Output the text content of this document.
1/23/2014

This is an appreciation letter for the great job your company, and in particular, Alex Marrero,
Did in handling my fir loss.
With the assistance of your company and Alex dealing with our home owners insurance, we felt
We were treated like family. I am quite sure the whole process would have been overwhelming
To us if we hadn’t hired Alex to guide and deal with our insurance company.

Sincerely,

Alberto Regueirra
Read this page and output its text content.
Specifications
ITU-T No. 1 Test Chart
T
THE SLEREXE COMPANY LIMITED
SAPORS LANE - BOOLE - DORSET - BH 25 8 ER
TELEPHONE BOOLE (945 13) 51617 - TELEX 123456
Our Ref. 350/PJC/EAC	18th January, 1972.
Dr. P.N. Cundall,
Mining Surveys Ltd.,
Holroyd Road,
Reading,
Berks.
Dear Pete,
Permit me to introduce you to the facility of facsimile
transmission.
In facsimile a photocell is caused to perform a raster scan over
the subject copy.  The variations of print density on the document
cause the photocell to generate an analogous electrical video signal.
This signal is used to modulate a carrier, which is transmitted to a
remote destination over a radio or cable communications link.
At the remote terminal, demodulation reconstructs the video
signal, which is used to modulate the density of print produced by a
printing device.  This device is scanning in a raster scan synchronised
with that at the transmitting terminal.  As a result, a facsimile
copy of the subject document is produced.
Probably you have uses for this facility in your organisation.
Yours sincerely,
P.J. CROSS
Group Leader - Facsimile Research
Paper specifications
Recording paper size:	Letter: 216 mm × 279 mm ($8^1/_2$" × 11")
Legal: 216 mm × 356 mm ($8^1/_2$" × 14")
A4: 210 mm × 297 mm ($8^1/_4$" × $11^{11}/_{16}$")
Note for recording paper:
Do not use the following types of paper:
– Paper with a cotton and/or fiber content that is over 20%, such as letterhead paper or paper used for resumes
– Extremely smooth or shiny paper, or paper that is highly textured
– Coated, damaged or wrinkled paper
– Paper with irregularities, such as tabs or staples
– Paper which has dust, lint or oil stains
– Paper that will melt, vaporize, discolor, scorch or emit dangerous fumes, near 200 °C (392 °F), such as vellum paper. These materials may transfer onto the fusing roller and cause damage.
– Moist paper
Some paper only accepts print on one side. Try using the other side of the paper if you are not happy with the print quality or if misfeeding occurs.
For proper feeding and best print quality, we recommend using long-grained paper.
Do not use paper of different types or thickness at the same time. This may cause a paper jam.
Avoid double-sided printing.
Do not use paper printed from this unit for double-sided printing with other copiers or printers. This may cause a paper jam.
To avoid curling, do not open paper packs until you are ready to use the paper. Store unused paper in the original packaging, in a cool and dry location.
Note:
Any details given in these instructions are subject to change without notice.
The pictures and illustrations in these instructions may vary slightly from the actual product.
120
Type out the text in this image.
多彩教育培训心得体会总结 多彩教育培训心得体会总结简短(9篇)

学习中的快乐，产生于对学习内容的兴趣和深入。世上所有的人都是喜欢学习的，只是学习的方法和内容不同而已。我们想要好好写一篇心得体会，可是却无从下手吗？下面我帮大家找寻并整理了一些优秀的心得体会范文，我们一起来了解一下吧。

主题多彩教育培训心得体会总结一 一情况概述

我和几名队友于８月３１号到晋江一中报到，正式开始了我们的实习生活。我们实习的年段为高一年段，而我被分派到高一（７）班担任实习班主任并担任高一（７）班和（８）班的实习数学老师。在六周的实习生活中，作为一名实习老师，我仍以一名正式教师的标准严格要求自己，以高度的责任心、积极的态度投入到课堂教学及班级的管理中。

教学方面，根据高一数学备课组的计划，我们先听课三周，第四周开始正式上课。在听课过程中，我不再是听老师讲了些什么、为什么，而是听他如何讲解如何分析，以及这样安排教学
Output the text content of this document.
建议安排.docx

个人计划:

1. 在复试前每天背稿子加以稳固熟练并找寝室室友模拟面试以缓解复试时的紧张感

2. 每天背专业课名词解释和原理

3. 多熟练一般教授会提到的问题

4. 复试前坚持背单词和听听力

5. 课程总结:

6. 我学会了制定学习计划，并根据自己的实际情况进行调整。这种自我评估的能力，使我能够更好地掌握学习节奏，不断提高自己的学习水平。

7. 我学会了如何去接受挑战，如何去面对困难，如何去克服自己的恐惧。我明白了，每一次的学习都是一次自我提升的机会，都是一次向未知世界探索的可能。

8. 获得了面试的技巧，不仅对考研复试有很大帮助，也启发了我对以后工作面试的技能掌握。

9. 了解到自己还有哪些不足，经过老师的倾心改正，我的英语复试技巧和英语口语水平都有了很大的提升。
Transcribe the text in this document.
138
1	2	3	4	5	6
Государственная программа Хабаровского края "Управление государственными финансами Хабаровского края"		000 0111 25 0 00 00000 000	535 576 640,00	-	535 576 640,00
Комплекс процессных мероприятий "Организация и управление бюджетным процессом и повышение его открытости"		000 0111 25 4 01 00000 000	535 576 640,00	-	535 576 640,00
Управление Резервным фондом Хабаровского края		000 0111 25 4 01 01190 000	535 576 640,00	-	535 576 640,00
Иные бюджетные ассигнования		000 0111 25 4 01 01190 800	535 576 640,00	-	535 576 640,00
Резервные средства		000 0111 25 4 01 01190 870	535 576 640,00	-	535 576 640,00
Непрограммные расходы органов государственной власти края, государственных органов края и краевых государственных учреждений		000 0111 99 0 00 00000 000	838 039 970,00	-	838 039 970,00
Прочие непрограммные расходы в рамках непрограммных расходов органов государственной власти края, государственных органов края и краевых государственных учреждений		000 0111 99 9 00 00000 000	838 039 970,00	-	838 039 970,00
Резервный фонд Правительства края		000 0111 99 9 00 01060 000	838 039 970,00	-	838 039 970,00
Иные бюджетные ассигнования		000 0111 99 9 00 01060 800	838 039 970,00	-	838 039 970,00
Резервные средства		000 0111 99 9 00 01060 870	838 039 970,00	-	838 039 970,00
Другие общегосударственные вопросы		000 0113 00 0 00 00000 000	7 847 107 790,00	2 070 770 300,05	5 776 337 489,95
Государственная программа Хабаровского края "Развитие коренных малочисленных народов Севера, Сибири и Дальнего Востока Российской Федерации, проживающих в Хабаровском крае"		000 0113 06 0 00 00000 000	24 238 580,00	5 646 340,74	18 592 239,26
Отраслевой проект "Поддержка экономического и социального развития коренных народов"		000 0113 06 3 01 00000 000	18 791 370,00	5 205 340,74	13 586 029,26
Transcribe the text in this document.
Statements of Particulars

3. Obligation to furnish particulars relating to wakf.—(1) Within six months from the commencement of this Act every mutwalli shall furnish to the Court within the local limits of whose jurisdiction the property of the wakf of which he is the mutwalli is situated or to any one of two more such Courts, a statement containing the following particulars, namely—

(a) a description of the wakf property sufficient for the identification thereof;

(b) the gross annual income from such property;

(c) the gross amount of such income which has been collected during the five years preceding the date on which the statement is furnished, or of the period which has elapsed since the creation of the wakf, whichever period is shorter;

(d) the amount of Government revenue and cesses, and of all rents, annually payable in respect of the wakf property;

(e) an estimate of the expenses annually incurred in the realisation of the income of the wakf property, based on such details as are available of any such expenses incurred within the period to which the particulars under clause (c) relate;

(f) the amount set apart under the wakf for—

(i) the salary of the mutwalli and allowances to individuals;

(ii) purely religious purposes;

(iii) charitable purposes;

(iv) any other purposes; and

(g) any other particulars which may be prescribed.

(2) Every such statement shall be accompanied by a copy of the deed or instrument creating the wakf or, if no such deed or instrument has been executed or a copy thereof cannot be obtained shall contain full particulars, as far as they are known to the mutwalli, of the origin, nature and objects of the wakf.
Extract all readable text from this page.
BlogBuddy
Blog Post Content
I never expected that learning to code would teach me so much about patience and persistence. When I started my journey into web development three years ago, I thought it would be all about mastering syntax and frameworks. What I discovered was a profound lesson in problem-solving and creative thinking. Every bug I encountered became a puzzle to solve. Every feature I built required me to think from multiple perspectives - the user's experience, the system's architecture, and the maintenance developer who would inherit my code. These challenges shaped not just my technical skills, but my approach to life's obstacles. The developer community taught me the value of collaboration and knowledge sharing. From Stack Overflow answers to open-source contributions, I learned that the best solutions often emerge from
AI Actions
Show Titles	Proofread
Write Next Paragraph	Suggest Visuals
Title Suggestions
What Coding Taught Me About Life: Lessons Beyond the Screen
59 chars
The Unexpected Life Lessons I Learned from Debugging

+ + + + + + +

For each line above that contains the word "insurance", copy that line.

With the assistance of your company and Alex dealing with our home owners insurance, we felt
To us if we hadn’t hired Alex to guide and deal with our insurance company.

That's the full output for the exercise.